> [The task]:
Each line containing the word "типография" needs to be copied.

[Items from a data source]
►
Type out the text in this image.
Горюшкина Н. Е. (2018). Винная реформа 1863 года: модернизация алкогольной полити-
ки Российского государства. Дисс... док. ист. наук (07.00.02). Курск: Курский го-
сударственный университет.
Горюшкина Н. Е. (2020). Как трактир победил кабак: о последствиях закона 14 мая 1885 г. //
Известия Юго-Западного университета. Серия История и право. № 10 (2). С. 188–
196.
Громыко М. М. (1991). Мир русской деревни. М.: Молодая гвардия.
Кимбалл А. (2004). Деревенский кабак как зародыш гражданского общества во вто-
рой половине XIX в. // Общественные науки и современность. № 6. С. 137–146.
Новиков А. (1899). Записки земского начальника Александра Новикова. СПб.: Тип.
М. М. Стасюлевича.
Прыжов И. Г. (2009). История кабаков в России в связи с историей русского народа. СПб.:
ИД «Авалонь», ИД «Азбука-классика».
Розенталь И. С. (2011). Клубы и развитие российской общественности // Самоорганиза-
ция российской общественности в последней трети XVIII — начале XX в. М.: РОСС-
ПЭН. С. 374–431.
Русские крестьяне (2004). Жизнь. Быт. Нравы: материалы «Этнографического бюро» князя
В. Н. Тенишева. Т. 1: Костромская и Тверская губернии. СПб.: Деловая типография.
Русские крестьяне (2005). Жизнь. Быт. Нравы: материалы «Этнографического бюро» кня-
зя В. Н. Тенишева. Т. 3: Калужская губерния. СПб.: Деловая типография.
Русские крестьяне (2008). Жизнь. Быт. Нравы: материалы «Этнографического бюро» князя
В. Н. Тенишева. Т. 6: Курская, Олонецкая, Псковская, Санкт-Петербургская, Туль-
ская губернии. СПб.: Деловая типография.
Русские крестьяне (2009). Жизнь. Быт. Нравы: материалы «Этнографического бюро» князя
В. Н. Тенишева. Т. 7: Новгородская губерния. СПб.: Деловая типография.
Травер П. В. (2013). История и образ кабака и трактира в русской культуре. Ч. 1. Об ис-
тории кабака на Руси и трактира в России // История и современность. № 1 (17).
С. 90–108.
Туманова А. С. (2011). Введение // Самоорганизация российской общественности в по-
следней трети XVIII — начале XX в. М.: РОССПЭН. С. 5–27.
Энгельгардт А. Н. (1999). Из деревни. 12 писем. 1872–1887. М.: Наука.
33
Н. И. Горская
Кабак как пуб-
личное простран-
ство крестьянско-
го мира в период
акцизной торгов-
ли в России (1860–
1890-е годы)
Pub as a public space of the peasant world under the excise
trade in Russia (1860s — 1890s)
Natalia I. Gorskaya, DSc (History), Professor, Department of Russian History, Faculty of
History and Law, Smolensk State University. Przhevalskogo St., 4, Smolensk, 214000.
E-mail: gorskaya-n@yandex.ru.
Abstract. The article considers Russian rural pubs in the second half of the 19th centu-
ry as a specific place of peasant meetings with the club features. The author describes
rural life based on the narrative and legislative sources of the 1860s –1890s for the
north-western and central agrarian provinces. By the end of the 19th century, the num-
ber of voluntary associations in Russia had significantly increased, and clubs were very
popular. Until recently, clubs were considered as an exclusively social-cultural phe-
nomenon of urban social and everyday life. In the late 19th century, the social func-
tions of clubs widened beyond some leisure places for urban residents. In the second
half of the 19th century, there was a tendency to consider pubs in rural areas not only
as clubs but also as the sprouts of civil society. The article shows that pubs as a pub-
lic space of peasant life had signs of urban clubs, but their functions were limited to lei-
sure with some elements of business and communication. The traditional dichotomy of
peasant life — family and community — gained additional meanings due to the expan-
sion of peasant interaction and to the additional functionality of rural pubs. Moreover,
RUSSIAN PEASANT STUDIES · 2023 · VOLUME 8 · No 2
◄
> [Output below]:
В. Н. Тенишева. Т. 1: Костромская и Тверская губернии. СПб.: Деловая типография.
зя В. Н. Тенишева. Т. 3: Калужская губерния. СПб.: Деловая типография.
ская губернии. СПб.: Деловая типография.
В. Н. Тенишева. Т. 7: Новгородская губерния. СПб.: Деловая типография.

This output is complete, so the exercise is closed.